Exercise task:
Lay out every line of the items below as a numbered list, omitting any blank lines.

The input:
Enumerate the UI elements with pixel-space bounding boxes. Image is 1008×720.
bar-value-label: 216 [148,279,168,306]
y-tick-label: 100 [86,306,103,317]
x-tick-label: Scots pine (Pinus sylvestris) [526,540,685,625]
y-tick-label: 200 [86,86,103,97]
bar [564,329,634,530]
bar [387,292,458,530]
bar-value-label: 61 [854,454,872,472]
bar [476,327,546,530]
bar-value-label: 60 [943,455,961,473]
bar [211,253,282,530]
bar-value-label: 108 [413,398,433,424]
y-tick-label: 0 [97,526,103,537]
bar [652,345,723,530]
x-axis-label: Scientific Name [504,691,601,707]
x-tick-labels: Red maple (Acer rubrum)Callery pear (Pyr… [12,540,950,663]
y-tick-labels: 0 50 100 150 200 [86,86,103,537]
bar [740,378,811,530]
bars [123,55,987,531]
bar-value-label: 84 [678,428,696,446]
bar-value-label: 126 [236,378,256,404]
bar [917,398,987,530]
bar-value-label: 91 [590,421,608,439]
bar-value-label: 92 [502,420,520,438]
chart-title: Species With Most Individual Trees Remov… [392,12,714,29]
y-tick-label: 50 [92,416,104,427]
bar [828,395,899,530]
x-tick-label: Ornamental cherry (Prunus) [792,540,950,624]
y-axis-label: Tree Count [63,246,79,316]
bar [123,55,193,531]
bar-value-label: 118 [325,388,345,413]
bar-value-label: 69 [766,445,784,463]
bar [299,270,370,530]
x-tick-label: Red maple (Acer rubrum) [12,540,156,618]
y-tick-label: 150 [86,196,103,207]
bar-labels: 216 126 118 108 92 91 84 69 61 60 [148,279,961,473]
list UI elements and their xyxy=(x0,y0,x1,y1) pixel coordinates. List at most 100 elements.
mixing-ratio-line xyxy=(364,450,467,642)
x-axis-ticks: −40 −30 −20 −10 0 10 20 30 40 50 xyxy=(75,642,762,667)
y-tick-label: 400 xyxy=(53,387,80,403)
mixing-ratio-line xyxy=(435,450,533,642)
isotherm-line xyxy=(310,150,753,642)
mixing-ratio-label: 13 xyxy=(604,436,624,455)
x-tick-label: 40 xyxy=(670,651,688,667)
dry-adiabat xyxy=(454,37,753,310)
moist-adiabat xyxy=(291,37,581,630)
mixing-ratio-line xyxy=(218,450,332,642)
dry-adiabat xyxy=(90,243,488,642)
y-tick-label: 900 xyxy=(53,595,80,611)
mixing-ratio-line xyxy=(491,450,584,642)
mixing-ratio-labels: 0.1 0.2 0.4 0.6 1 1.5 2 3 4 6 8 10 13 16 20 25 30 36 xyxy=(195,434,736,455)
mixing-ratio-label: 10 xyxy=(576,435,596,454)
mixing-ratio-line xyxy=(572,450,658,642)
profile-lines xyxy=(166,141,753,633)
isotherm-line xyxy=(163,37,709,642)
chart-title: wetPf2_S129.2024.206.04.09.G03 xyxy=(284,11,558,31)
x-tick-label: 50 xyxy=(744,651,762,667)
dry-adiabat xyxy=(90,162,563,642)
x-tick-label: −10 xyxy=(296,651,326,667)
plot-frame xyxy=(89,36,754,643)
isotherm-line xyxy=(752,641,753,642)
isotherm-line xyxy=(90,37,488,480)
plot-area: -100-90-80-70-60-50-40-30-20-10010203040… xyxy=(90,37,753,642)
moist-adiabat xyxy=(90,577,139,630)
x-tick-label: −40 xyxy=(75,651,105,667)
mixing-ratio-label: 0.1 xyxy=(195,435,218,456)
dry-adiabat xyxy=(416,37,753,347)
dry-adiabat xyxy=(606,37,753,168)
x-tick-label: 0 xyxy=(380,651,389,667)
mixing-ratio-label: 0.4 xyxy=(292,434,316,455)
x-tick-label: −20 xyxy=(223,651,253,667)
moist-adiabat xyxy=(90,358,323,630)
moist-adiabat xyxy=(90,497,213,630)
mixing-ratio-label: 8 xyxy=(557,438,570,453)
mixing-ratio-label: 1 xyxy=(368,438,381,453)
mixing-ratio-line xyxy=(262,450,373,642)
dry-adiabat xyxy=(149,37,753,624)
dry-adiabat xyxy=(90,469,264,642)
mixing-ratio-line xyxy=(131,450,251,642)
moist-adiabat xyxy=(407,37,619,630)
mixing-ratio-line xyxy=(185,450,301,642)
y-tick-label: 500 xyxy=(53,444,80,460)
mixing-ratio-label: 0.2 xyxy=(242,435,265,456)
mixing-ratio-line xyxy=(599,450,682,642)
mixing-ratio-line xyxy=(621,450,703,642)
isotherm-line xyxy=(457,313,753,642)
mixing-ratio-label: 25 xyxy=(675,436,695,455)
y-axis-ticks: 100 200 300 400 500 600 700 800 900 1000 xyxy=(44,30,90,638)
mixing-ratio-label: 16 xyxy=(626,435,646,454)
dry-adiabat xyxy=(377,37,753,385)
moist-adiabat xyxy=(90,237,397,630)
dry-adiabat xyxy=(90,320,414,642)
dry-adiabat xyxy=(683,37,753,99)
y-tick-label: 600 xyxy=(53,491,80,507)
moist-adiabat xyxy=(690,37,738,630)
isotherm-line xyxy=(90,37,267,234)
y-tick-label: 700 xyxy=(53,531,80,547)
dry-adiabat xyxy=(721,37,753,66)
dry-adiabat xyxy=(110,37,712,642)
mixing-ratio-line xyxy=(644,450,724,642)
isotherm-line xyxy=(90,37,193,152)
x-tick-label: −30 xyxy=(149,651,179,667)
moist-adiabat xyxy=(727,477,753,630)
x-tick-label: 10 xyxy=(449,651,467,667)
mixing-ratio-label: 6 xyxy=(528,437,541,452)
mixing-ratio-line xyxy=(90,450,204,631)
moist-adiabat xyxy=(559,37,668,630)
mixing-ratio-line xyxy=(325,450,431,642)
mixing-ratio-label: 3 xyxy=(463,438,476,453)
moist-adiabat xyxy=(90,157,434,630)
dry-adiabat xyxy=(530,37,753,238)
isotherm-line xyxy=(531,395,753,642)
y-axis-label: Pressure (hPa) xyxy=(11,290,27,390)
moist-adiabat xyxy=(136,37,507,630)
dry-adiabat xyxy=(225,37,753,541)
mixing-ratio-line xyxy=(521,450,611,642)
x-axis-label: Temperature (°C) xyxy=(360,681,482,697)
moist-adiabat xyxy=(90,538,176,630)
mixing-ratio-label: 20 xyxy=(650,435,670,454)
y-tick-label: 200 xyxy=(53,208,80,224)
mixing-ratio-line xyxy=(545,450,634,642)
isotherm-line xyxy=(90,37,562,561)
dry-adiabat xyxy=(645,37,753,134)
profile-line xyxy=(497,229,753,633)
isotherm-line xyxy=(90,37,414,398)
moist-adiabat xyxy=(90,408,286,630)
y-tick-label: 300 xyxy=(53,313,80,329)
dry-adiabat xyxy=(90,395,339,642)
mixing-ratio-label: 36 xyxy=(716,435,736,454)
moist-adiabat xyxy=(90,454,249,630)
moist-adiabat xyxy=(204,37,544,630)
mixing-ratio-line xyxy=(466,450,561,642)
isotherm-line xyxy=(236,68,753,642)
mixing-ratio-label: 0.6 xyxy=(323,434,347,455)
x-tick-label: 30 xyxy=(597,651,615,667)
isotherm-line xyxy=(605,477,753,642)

Answer to the problem:
1. Enumerate the UI elements with pixel-space bounding boxes. Image is 1008×720.
2. bar-value-label: 216 [148,279,168,306]
3. y-tick-label: 100 [86,306,103,317]
4. x-tick-label: Scots pine (Pinus sylvestris) [526,540,685,625]
5. y-tick-label: 200 [86,86,103,97]
6. bar [564,329,634,530]
7. bar [387,292,458,530]
8. bar-value-label: 61 [854,454,872,472]
9. bar [476,327,546,530]
10. bar-value-label: 60 [943,455,961,473]
11. bar [211,253,282,530]
12. bar-value-label: 108 [413,398,433,424]
13. y-tick-label: 0 [97,526,103,537]
14. bar [652,345,723,530]
15. x-axis-label: Scientific Name [504,691,601,707]
16. x-tick-labels: Red maple (Acer rubrum)Callery pear (Pyr… [12,540,950,663]
17. y-tick-labels: 0 50 100 150 200 [86,86,103,537]
18. bar [740,378,811,530]
19. bars [123,55,987,531]
20. bar-value-label: 84 [678,428,696,446]
21. bar-value-label: 126 [236,378,256,404]
22. bar [917,398,987,530]
23. bar-value-label: 91 [590,421,608,439]
24. bar-value-label: 92 [502,420,520,438]
25. chart-title: Species With Most Individual Trees Remov… [392,12,714,29]
26. y-tick-label: 50 [92,416,104,427]
27. bar [828,395,899,530]
28. x-tick-label: Ornamental cherry (Prunus) [792,540,950,624]
29. y-axis-label: Tree Count [63,246,79,316]
30. bar [123,55,193,531]
31. bar-value-label: 118 [325,388,345,413]
32. bar-value-label: 69 [766,445,784,463]
33. bar [299,270,370,530]
34. x-tick-label: Red maple (Acer rubrum) [12,540,156,618]
35. y-tick-label: 150 [86,196,103,207]
36. bar-labels: 216 126 118 108 92 91 84 69 61 60 [148,279,961,473]
37. list UI elements and their xyxy=(x0,y0,x1,y1) pixel coordinates. List at most 100 elements.
38. mixing-ratio-line xyxy=(364,450,467,642)
39. x-axis-ticks: −40 −30 −20 −10 0 10 20 30 40 50 xyxy=(75,642,762,667)
40. y-tick-label: 400 xyxy=(53,387,80,403)
41. mixing-ratio-line xyxy=(435,450,533,642)
42. isotherm-line xyxy=(310,150,753,642)
43. mixing-ratio-label: 13 xyxy=(604,436,624,455)
44. x-tick-label: 40 xyxy=(670,651,688,667)
45. dry-adiabat xyxy=(454,37,753,310)
46. moist-adiabat xyxy=(291,37,581,630)
47. mixing-ratio-line xyxy=(218,450,332,642)
48. dry-adiabat xyxy=(90,243,488,642)
49. y-tick-label: 900 xyxy=(53,595,80,611)
50. mixing-ratio-line xyxy=(491,450,584,642)
51. mixing-ratio-labels: 0.1 0.2 0.4 0.6 1 1.5 2 3 4 6 8 10 13 16 20 25 30 36 xyxy=(195,434,736,455)
52. mixing-ratio-label: 10 xyxy=(576,435,596,454)
53. mixing-ratio-line xyxy=(572,450,658,642)
54. profile-lines xyxy=(166,141,753,633)
55. isotherm-line xyxy=(163,37,709,642)
56. chart-title: wetPf2_S129.2024.206.04.09.G03 xyxy=(284,11,558,31)
57. x-tick-label: 50 xyxy=(744,651,762,667)
58. dry-adiabat xyxy=(90,162,563,642)
59. x-tick-label: −10 xyxy=(296,651,326,667)
60. plot-frame xyxy=(89,36,754,643)
61. isotherm-line xyxy=(752,641,753,642)
62. isotherm-line xyxy=(90,37,488,480)
63. plot-area: -100-90-80-70-60-50-40-30-20-10010203040… xyxy=(90,37,753,642)
64. moist-adiabat xyxy=(90,577,139,630)
65. x-tick-label: −40 xyxy=(75,651,105,667)
66. mixing-ratio-label: 0.1 xyxy=(195,435,218,456)
67. dry-adiabat xyxy=(416,37,753,347)
68. dry-adiabat xyxy=(606,37,753,168)
69. x-tick-label: 0 xyxy=(380,651,389,667)
70. mixing-ratio-label: 0.4 xyxy=(292,434,316,455)
71. x-tick-label: −20 xyxy=(223,651,253,667)
72. moist-adiabat xyxy=(90,358,323,630)
73. moist-adiabat xyxy=(90,497,213,630)
74. mixing-ratio-label: 8 xyxy=(557,438,570,453)
75. mixing-ratio-label: 1 xyxy=(368,438,381,453)
76. mixing-ratio-line xyxy=(262,450,373,642)
77. dry-adiabat xyxy=(149,37,753,624)
78. dry-adiabat xyxy=(90,469,264,642)
79. mixing-ratio-line xyxy=(131,450,251,642)
80. moist-adiabat xyxy=(407,37,619,630)
81. mixing-ratio-line xyxy=(185,450,301,642)
82. y-tick-label: 500 xyxy=(53,444,80,460)
83. mixing-ratio-label: 0.2 xyxy=(242,435,265,456)
84. mixing-ratio-line xyxy=(599,450,682,642)
85. mixing-ratio-line xyxy=(621,450,703,642)
86. isotherm-line xyxy=(457,313,753,642)
87. mixing-ratio-label: 25 xyxy=(675,436,695,455)
88. y-axis-ticks: 100 200 300 400 500 600 700 800 900 1000 xyxy=(44,30,90,638)
89. mixing-ratio-label: 16 xyxy=(626,435,646,454)
90. dry-adiabat xyxy=(377,37,753,385)
91. moist-adiabat xyxy=(90,237,397,630)
92. dry-adiabat xyxy=(90,320,414,642)
93. dry-adiabat xyxy=(683,37,753,99)
94. y-tick-label: 600 xyxy=(53,491,80,507)
95. moist-adiabat xyxy=(690,37,738,630)
96. isotherm-line xyxy=(90,37,267,234)
97. y-tick-label: 700 xyxy=(53,531,80,547)
98. dry-adiabat xyxy=(721,37,753,66)
99. dry-adiabat xyxy=(110,37,712,642)
100. mixing-ratio-line xyxy=(644,450,724,642)
101. isotherm-line xyxy=(90,37,193,152)
102. x-tick-label: −30 xyxy=(149,651,179,667)
103. moist-adiabat xyxy=(727,477,753,630)
104. x-tick-label: 10 xyxy=(449,651,467,667)
105. mixing-ratio-label: 6 xyxy=(528,437,541,452)
106. mixing-ratio-line xyxy=(90,450,204,631)
107. moist-adiabat xyxy=(559,37,668,630)
108. mixing-ratio-line xyxy=(325,450,431,642)
109. mixing-ratio-label: 3 xyxy=(463,438,476,453)
110. moist-adiabat xyxy=(90,157,434,630)
111. dry-adiabat xyxy=(530,37,753,238)
112. isotherm-line xyxy=(531,395,753,642)
113. y-axis-label: Pressure (hPa) xyxy=(11,290,27,390)
114. moist-adiabat xyxy=(136,37,507,630)
115. dry-adiabat xyxy=(225,37,753,541)
116. mixing-ratio-line xyxy=(521,450,611,642)
117. x-axis-label: Temperature (°C) xyxy=(360,681,482,697)
118. moist-adiabat xyxy=(90,538,176,630)
119. mixing-ratio-label: 20 xyxy=(650,435,670,454)
120. y-tick-label: 200 xyxy=(53,208,80,224)
121. mixing-ratio-line xyxy=(545,450,634,642)
122. isotherm-line xyxy=(90,37,562,561)
123. dry-adiabat xyxy=(645,37,753,134)
124. profile-line xyxy=(497,229,753,633)
125. isotherm-line xyxy=(90,37,414,398)
126. moist-adiabat xyxy=(90,408,286,630)
127. y-tick-label: 300 xyxy=(53,313,80,329)
128. dry-adiabat xyxy=(90,395,339,642)
129. mixing-ratio-label: 36 xyxy=(716,435,736,454)
130. moist-adiabat xyxy=(90,454,249,630)
131. moist-adiabat xyxy=(204,37,544,630)
132. mixing-ratio-line xyxy=(466,450,561,642)
133. isotherm-line xyxy=(236,68,753,642)
134. mixing-ratio-label: 0.6 xyxy=(323,434,347,455)
135. x-tick-label: 30 xyxy=(597,651,615,667)
136. isotherm-line xyxy=(605,477,753,642)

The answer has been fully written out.